— begin Information shown —

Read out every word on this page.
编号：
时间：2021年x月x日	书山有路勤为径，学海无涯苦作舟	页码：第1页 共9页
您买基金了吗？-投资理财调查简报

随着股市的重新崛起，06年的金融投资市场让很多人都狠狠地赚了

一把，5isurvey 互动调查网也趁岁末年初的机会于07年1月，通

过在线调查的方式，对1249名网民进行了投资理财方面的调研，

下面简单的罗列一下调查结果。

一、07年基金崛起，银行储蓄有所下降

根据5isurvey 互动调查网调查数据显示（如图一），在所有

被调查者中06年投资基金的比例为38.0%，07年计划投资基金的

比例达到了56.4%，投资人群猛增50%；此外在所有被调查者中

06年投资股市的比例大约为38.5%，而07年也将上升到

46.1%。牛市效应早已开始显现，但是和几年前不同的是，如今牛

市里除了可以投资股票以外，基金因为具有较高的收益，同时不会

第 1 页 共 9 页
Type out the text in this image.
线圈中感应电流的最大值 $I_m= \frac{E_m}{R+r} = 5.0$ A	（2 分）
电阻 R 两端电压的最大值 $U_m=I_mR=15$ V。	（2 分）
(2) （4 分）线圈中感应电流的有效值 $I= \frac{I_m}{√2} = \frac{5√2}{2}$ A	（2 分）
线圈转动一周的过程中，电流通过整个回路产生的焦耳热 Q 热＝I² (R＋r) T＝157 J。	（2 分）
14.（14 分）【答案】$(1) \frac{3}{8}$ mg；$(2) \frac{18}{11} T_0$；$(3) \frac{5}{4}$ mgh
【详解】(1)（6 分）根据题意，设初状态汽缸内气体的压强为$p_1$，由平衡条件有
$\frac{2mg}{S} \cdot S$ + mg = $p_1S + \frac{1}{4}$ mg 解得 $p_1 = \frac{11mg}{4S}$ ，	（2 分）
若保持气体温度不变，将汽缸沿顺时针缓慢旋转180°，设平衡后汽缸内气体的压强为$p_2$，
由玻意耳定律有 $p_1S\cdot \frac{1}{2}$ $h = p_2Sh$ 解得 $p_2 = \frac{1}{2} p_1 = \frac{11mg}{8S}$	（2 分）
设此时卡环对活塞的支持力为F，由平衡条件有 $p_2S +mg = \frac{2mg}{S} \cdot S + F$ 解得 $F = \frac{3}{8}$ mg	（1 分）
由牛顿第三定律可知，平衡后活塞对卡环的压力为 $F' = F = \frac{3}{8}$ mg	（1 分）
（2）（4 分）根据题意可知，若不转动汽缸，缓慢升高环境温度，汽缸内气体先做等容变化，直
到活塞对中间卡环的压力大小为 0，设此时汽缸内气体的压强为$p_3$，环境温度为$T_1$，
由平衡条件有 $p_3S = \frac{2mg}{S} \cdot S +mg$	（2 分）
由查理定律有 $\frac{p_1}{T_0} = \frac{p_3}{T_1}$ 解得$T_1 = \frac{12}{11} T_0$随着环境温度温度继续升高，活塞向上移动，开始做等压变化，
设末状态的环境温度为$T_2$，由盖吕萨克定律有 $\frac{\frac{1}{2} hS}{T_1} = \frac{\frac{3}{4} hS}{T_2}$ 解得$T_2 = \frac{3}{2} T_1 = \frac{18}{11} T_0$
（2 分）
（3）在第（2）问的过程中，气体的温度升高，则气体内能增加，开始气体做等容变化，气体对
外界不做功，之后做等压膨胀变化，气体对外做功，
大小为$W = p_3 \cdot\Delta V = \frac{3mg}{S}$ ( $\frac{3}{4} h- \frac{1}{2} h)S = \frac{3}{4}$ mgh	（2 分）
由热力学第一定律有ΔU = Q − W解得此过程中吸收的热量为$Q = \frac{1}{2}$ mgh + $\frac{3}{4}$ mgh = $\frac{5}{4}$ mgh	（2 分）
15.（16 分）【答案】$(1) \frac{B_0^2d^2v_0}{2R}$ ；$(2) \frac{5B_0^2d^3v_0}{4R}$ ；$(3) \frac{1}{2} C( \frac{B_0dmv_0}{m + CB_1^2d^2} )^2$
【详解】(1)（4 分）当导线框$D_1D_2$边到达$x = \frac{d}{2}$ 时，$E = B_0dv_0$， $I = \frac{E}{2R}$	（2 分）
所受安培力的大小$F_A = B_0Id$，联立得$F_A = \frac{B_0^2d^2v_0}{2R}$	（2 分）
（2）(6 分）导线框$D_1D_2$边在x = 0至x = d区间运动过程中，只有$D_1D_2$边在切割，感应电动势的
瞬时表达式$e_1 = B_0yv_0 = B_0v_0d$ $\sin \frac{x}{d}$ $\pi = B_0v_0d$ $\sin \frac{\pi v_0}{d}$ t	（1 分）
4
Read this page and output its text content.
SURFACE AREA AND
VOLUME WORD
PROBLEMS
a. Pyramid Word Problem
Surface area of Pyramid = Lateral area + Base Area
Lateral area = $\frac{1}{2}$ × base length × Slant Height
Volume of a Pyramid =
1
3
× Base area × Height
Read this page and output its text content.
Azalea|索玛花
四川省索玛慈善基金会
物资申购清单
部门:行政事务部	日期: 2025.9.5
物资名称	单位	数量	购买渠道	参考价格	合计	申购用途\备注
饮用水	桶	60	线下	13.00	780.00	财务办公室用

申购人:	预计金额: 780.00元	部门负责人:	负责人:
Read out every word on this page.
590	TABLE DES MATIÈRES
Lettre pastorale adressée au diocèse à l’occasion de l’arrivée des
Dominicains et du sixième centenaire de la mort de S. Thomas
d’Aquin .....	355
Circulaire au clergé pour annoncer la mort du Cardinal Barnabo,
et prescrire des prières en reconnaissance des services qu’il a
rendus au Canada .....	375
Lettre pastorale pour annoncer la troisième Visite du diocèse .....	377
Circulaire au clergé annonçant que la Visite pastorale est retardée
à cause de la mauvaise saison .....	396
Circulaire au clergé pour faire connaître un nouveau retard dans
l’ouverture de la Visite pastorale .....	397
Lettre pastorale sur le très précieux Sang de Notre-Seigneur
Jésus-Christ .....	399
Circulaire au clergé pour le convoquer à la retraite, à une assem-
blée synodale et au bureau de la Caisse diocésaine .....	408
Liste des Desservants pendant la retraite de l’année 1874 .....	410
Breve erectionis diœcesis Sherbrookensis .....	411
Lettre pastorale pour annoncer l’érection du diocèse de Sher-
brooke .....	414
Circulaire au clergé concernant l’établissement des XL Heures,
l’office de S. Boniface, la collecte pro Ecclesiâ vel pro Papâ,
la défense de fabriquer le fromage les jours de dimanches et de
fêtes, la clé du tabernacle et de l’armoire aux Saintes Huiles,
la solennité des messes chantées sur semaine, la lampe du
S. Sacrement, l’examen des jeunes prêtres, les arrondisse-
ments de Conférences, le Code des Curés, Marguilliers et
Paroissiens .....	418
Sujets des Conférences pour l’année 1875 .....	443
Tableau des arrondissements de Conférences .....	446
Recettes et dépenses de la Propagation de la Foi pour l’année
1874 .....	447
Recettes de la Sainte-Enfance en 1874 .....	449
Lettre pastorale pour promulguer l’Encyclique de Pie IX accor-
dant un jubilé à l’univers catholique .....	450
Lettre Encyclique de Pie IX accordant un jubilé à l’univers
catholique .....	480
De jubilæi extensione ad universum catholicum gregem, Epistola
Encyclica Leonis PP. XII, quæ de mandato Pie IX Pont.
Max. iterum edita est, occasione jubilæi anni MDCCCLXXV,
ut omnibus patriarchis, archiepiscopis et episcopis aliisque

— end Information shown —

● Task directions
Exactly as they are written, print the entries again.

● Answer to the task
Read out every word on this page.
编号：
时间：2021年x月x日	书山有路勤为径，学海无涯苦作舟	页码：第1页 共9页
您买基金了吗？-投资理财调查简报

随着股市的重新崛起，06年的金融投资市场让很多人都狠狠地赚了

一把，5isurvey 互动调查网也趁岁末年初的机会于07年1月，通

过在线调查的方式，对1249名网民进行了投资理财方面的调研，

下面简单的罗列一下调查结果。

一、07年基金崛起，银行储蓄有所下降

根据5isurvey 互动调查网调查数据显示（如图一），在所有

被调查者中06年投资基金的比例为38.0%，07年计划投资基金的

比例达到了56.4%，投资人群猛增50%；此外在所有被调查者中

06年投资股市的比例大约为38.5%，而07年也将上升到

46.1%。牛市效应早已开始显现，但是和几年前不同的是，如今牛

市里除了可以投资股票以外，基金因为具有较高的收益，同时不会

第 1 页 共 9 页
Type out the text in this image.
线圈中感应电流的最大值 $I_m= \frac{E_m}{R+r} = 5.0$ A	（2 分）
电阻 R 两端电压的最大值 $U_m=I_mR=15$ V。	（2 分）
(2) （4 分）线圈中感应电流的有效值 $I= \frac{I_m}{√2} = \frac{5√2}{2}$ A	（2 分）
线圈转动一周的过程中，电流通过整个回路产生的焦耳热 Q 热＝I² (R＋r) T＝157 J。	（2 分）
14.（14 分）【答案】$(1) \frac{3}{8}$ mg；$(2) \frac{18}{11} T_0$；$(3) \frac{5}{4}$ mgh
【详解】(1)（6 分）根据题意，设初状态汽缸内气体的压强为$p_1$，由平衡条件有
$\frac{2mg}{S} \cdot S$ + mg = $p_1S + \frac{1}{4}$ mg 解得 $p_1 = \frac{11mg}{4S}$ ，	（2 分）
若保持气体温度不变，将汽缸沿顺时针缓慢旋转180°，设平衡后汽缸内气体的压强为$p_2$，
由玻意耳定律有 $p_1S\cdot \frac{1}{2}$ $h = p_2Sh$ 解得 $p_2 = \frac{1}{2} p_1 = \frac{11mg}{8S}$	（2 分）
设此时卡环对活塞的支持力为F，由平衡条件有 $p_2S +mg = \frac{2mg}{S} \cdot S + F$ 解得 $F = \frac{3}{8}$ mg	（1 分）
由牛顿第三定律可知，平衡后活塞对卡环的压力为 $F' = F = \frac{3}{8}$ mg	（1 分）
（2）（4 分）根据题意可知，若不转动汽缸，缓慢升高环境温度，汽缸内气体先做等容变化，直
到活塞对中间卡环的压力大小为 0，设此时汽缸内气体的压强为$p_3$，环境温度为$T_1$，
由平衡条件有 $p_3S = \frac{2mg}{S} \cdot S +mg$	（2 分）
由查理定律有 $\frac{p_1}{T_0} = \frac{p_3}{T_1}$ 解得$T_1 = \frac{12}{11} T_0$随着环境温度温度继续升高，活塞向上移动，开始做等压变化，
设末状态的环境温度为$T_2$，由盖吕萨克定律有 $\frac{\frac{1}{2} hS}{T_1} = \frac{\frac{3}{4} hS}{T_2}$ 解得$T_2 = \frac{3}{2} T_1 = \frac{18}{11} T_0$
（2 分）
（3）在第（2）问的过程中，气体的温度升高，则气体内能增加，开始气体做等容变化，气体对
外界不做功，之后做等压膨胀变化，气体对外做功，
大小为$W = p_3 \cdot\Delta V = \frac{3mg}{S}$ ( $\frac{3}{4} h- \frac{1}{2} h)S = \frac{3}{4}$ mgh	（2 分）
由热力学第一定律有ΔU = Q − W解得此过程中吸收的热量为$Q = \frac{1}{2}$ mgh + $\frac{3}{4}$ mgh = $\frac{5}{4}$ mgh	（2 分）
15.（16 分）【答案】$(1) \frac{B_0^2d^2v_0}{2R}$ ；$(2) \frac{5B_0^2d^3v_0}{4R}$ ；$(3) \frac{1}{2} C( \frac{B_0dmv_0}{m + CB_1^2d^2} )^2$
【详解】(1)（4 分）当导线框$D_1D_2$边到达$x = \frac{d}{2}$ 时，$E = B_0dv_0$， $I = \frac{E}{2R}$	（2 分）
所受安培力的大小$F_A = B_0Id$，联立得$F_A = \frac{B_0^2d^2v_0}{2R}$	（2 分）
（2）(6 分）导线框$D_1D_2$边在x = 0至x = d区间运动过程中，只有$D_1D_2$边在切割，感应电动势的
瞬时表达式$e_1 = B_0yv_0 = B_0v_0d$ $\sin \frac{x}{d}$ $\pi = B_0v_0d$ $\sin \frac{\pi v_0}{d}$ t	（1 分）
4
Read this page and output its text content.
SURFACE AREA AND
VOLUME WORD
PROBLEMS
a. Pyramid Word Problem
Surface area of Pyramid = Lateral area + Base Area
Lateral area = $\frac{1}{2}$ × base length × Slant Height
Volume of a Pyramid =
1
3
× Base area × Height
Read this page and output its text content.
Azalea|索玛花
四川省索玛慈善基金会
物资申购清单
部门:行政事务部	日期: 2025.9.5
物资名称	单位	数量	购买渠道	参考价格	合计	申购用途\备注
饮用水	桶	60	线下	13.00	780.00	财务办公室用

申购人:	预计金额: 780.00元	部门负责人:	负责人:
Read out every word on this page.
590	TABLE DES MATIÈRES
Lettre pastorale adressée au diocèse à l’occasion de l’arrivée des
Dominicains et du sixième centenaire de la mort de S. Thomas
d’Aquin .....	355
Circulaire au clergé pour annoncer la mort du Cardinal Barnabo,
et prescrire des prières en reconnaissance des services qu’il a
rendus au Canada .....	375
Lettre pastorale pour annoncer la troisième Visite du diocèse .....	377
Circulaire au clergé annonçant que la Visite pastorale est retardée
à cause de la mauvaise saison .....	396
Circulaire au clergé pour faire connaître un nouveau retard dans
l’ouverture de la Visite pastorale .....	397
Lettre pastorale sur le très précieux Sang de Notre-Seigneur
Jésus-Christ .....	399
Circulaire au clergé pour le convoquer à la retraite, à une assem-
blée synodale et au bureau de la Caisse diocésaine .....	408
Liste des Desservants pendant la retraite de l’année 1874 .....	410
Breve erectionis diœcesis Sherbrookensis .....	411
Lettre pastorale pour annoncer l’érection du diocèse de Sher-
brooke .....	414
Circulaire au clergé concernant l’établissement des XL Heures,
l’office de S. Boniface, la collecte pro Ecclesiâ vel pro Papâ,
la défense de fabriquer le fromage les jours de dimanches et de
fêtes, la clé du tabernacle et de l’armoire aux Saintes Huiles,
la solennité des messes chantées sur semaine, la lampe du
S. Sacrement, l’examen des jeunes prêtres, les arrondisse-
ments de Conférences, le Code des Curés, Marguilliers et
Paroissiens .....	418
Sujets des Conférences pour l’année 1875 .....	443
Tableau des arrondissements de Conférences .....	446
Recettes et dépenses de la Propagation de la Foi pour l’année
1874 .....	447
Recettes de la Sainte-Enfance en 1874 .....	449
Lettre pastorale pour promulguer l’Encyclique de Pie IX accor-
dant un jubilé à l’univers catholique .....	450
Lettre Encyclique de Pie IX accordant un jubilé à l’univers
catholique .....	480
De jubilæi extensione ad universum catholicum gregem, Epistola
Encyclica Leonis PP. XII, quæ de mandato Pie IX Pont.
Max. iterum edita est, occasione jubilæi anni MDCCCLXXV,
ut omnibus patriarchis, archiepiscopis et episcopis aliisque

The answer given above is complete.